◆ Work to do ◆
Track down every line below that holds "capacity" and copy it.

[Extracted records]

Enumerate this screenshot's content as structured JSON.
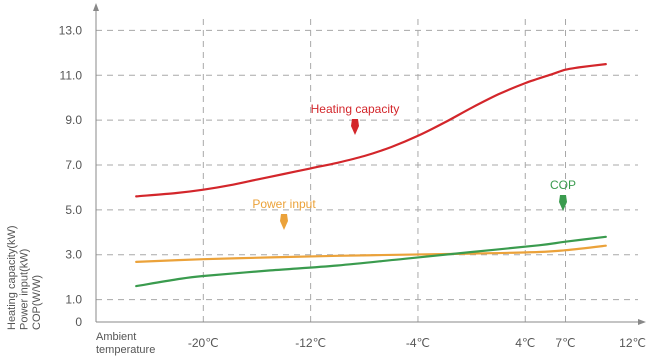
{
  "chart_data": {
    "type": "line",
    "title": "",
    "xlabel": [
      "Ambient",
      "temperature"
    ],
    "ylabel": [
      "Heating capacity(kW)",
      "Power input(kW)",
      "COP(W/W)"
    ],
    "x_tick_labels": [
      {
        "x": -20,
        "label": "-20℃"
      },
      {
        "x": -12,
        "label": "-12℃"
      },
      {
        "x": -4,
        "label": "-4℃"
      },
      {
        "x": 4,
        "label": "4℃"
      },
      {
        "x": 7,
        "label": "7℃"
      },
      {
        "x": 12,
        "label": "12℃"
      }
    ],
    "y_tick_labels": [
      {
        "y": 0,
        "label": "0"
      },
      {
        "y": 1,
        "label": "1.0"
      },
      {
        "y": 3,
        "label": "3.0"
      },
      {
        "y": 5,
        "label": "5.0"
      },
      {
        "y": 7,
        "label": "7.0"
      },
      {
        "y": 9,
        "label": "9.0"
      },
      {
        "y": 11,
        "label": "11.0"
      },
      {
        "y": 13,
        "label": "13.0"
      }
    ],
    "xlim": [
      -28,
      13
    ],
    "ylim": [
      0,
      14
    ],
    "grid": true,
    "series": [
      {
        "name": "Heating capacity",
        "color": "#d3262b",
        "x": [
          -25,
          -22,
          -20,
          -18,
          -16,
          -14,
          -12,
          -10,
          -8,
          -6,
          -4,
          -2,
          0,
          2,
          4,
          6,
          7,
          8,
          10
        ],
        "values": [
          5.6,
          5.75,
          5.9,
          6.1,
          6.35,
          6.6,
          6.85,
          7.1,
          7.4,
          7.8,
          8.3,
          8.9,
          9.55,
          10.15,
          10.65,
          11.05,
          11.25,
          11.35,
          11.5
        ]
      },
      {
        "name": "Power input",
        "color": "#eba23a",
        "x": [
          -25,
          -20,
          -15,
          -10,
          -5,
          0,
          5,
          7,
          10
        ],
        "values": [
          2.68,
          2.8,
          2.88,
          2.95,
          3.0,
          3.05,
          3.12,
          3.2,
          3.4
        ]
      },
      {
        "name": "COP",
        "color": "#3a9b4e",
        "x": [
          -25,
          -22,
          -20,
          -15,
          -10,
          -5,
          0,
          5,
          7,
          10
        ],
        "values": [
          1.6,
          1.9,
          2.05,
          2.3,
          2.52,
          2.82,
          3.12,
          3.42,
          3.58,
          3.8
        ]
      }
    ]
  }
}
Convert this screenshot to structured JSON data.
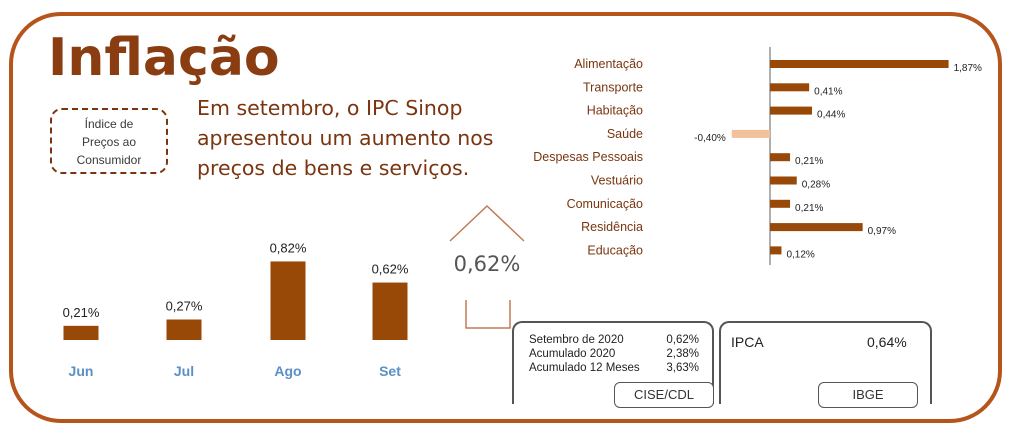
{
  "title": "Inflação",
  "index_box": [
    "Índice de",
    "Preços ao",
    "Consumidor"
  ],
  "headline": [
    "Em setembro, o IPC Sinop",
    "apresentou um aumento  nos",
    "preços de bens e serviços."
  ],
  "current_value": "0,62%",
  "cise_box": {
    "rows": [
      {
        "label": "Setembro  de 2020",
        "value": "0,62%"
      },
      {
        "label": "Acumulado 2020",
        "value": "2,38%"
      },
      {
        "label": "Acumulado 12 Meses",
        "value": "3,63%"
      }
    ],
    "source": "CISE/CDL"
  },
  "ibge_box": {
    "label": "IPCA",
    "value": "0,64%",
    "source": "IBGE"
  },
  "colors": {
    "brand": "#8a3d10",
    "bar": "#984807",
    "negative": "#f2c09a",
    "month_label": "#5b8fc7"
  },
  "chart_data": [
    {
      "type": "bar",
      "categories": [
        "Jun",
        "Jul",
        "Ago",
        "Set"
      ],
      "values": [
        0.21,
        0.27,
        0.82,
        0.62
      ],
      "labels": [
        "0,21%",
        "0,27%",
        "0,82%",
        "0,62%"
      ],
      "ylim": [
        0,
        0.9
      ],
      "grid": false
    },
    {
      "type": "bar",
      "orientation": "horizontal",
      "categories": [
        "Alimentação",
        "Transporte",
        "Habitação",
        "Saúde",
        "Despesas Pessoais",
        "Vestuário",
        "Comunicação",
        "Residência",
        "Educação"
      ],
      "values": [
        1.87,
        0.41,
        0.44,
        -0.4,
        0.21,
        0.28,
        0.21,
        0.97,
        0.12
      ],
      "labels": [
        "1,87%",
        "0,41%",
        "0,44%",
        "-0,40%",
        "0,21%",
        "0,28%",
        "0,21%",
        "0,97%",
        "0,12%"
      ],
      "xlim": [
        -0.45,
        1.95
      ],
      "grid": false
    }
  ]
}
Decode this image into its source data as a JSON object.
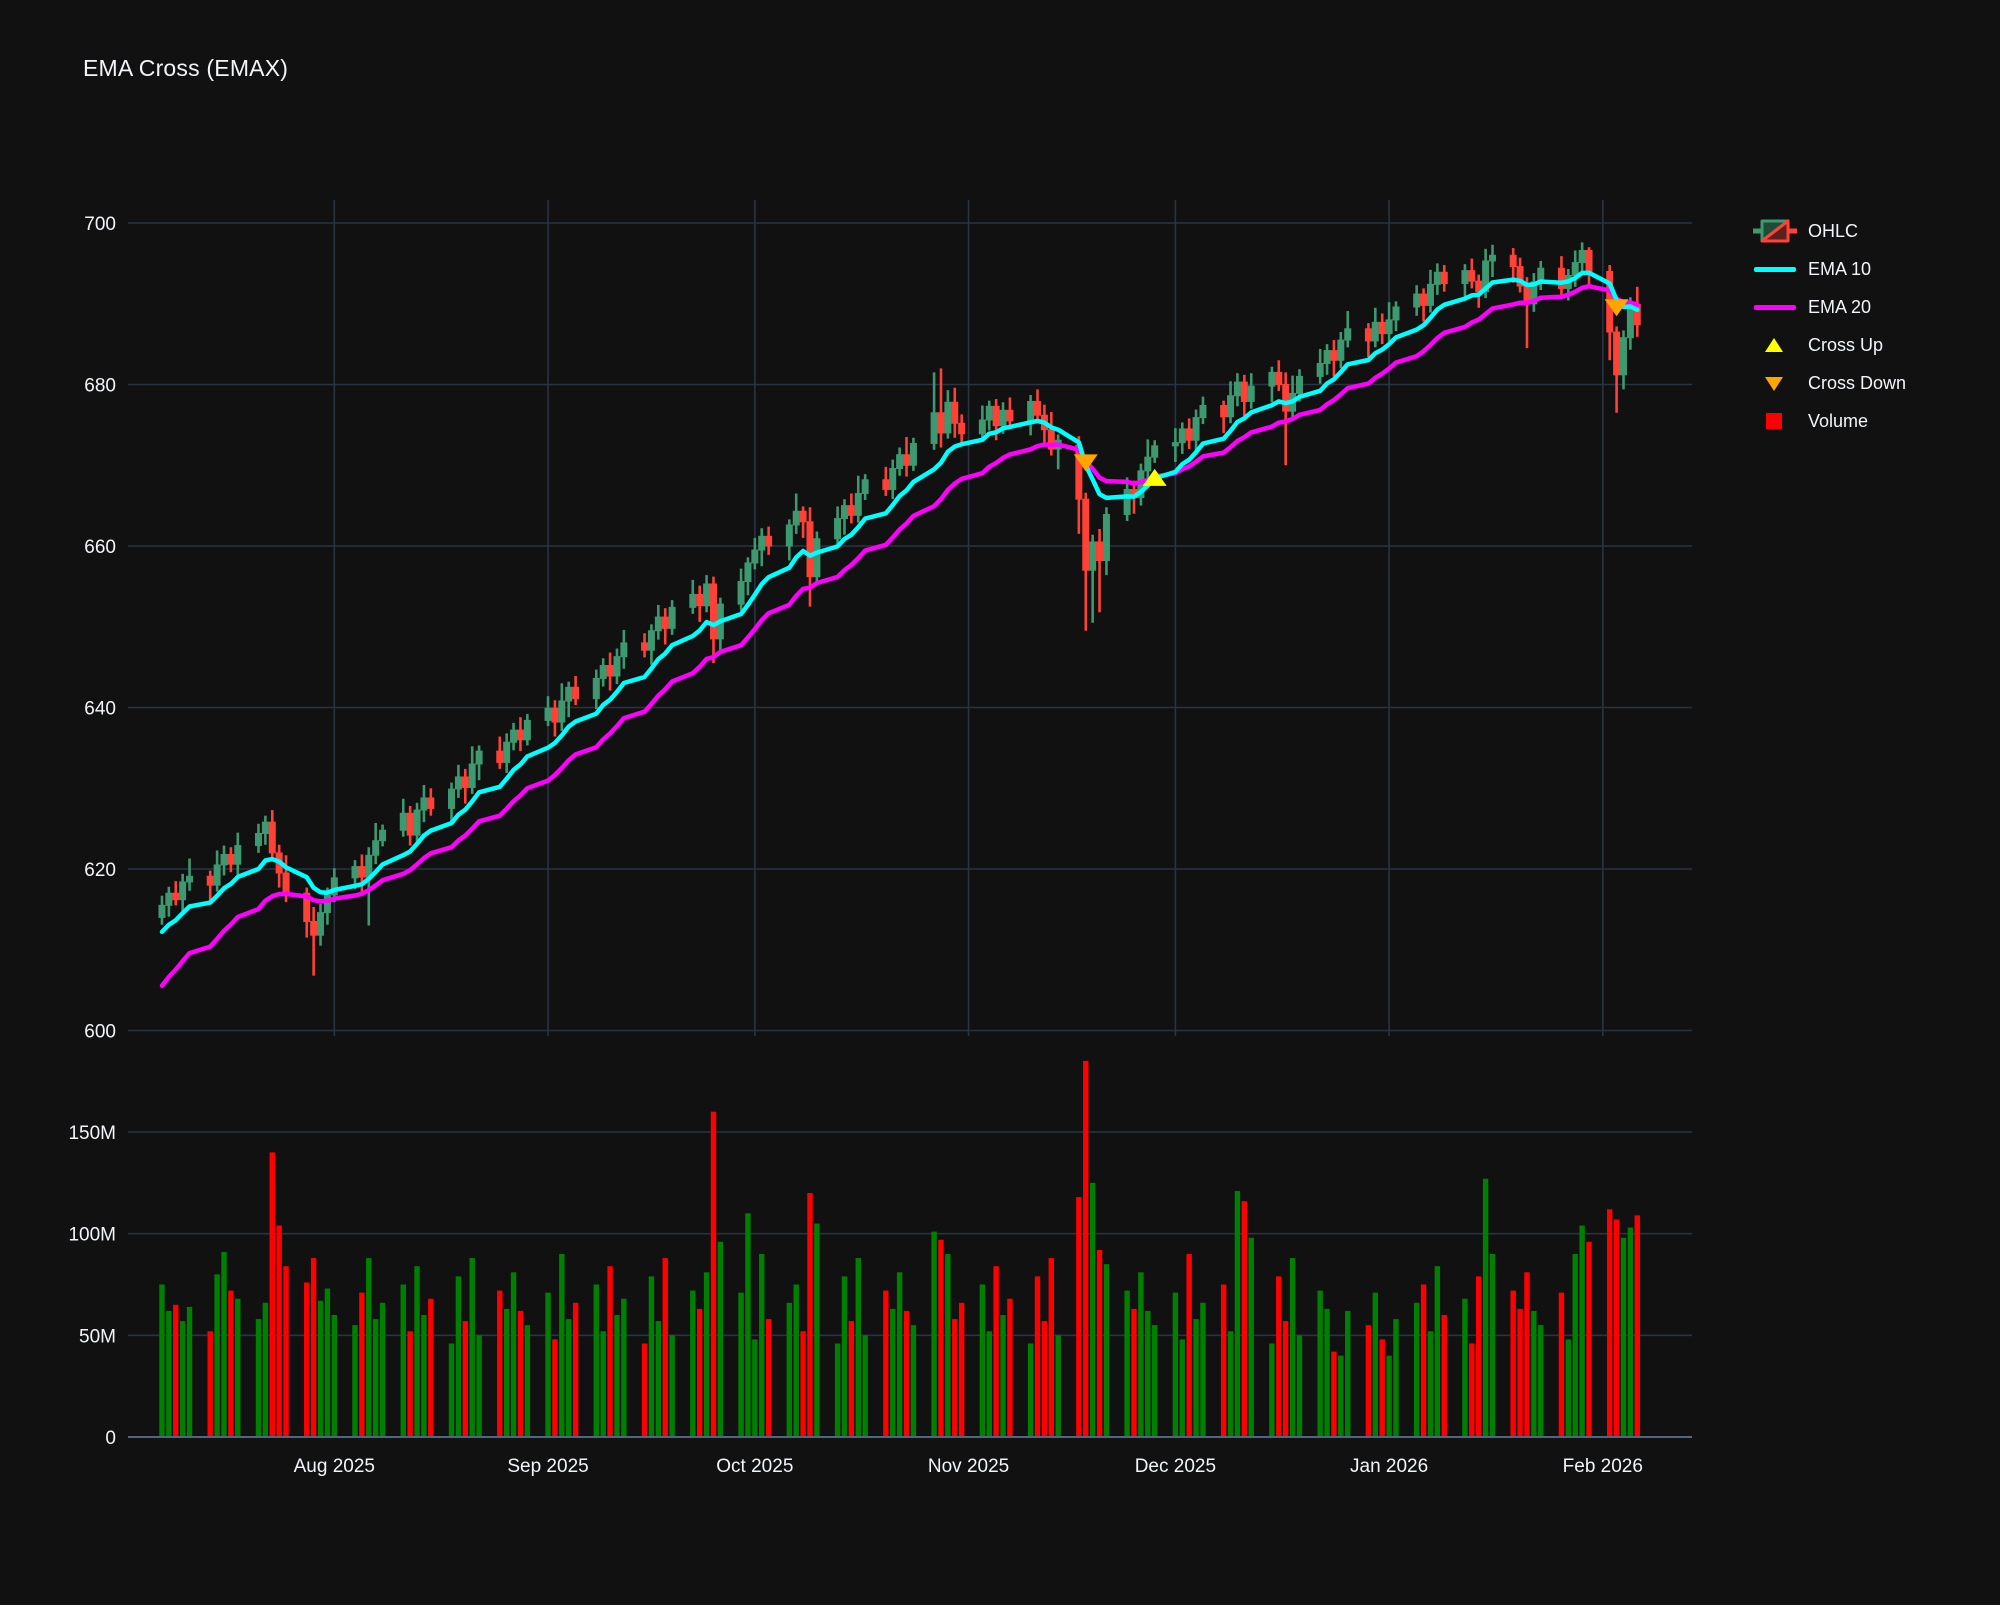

◆ Output of the exercise ◆
      "Heating capacity(kW)",
        "name": "Heating capacity",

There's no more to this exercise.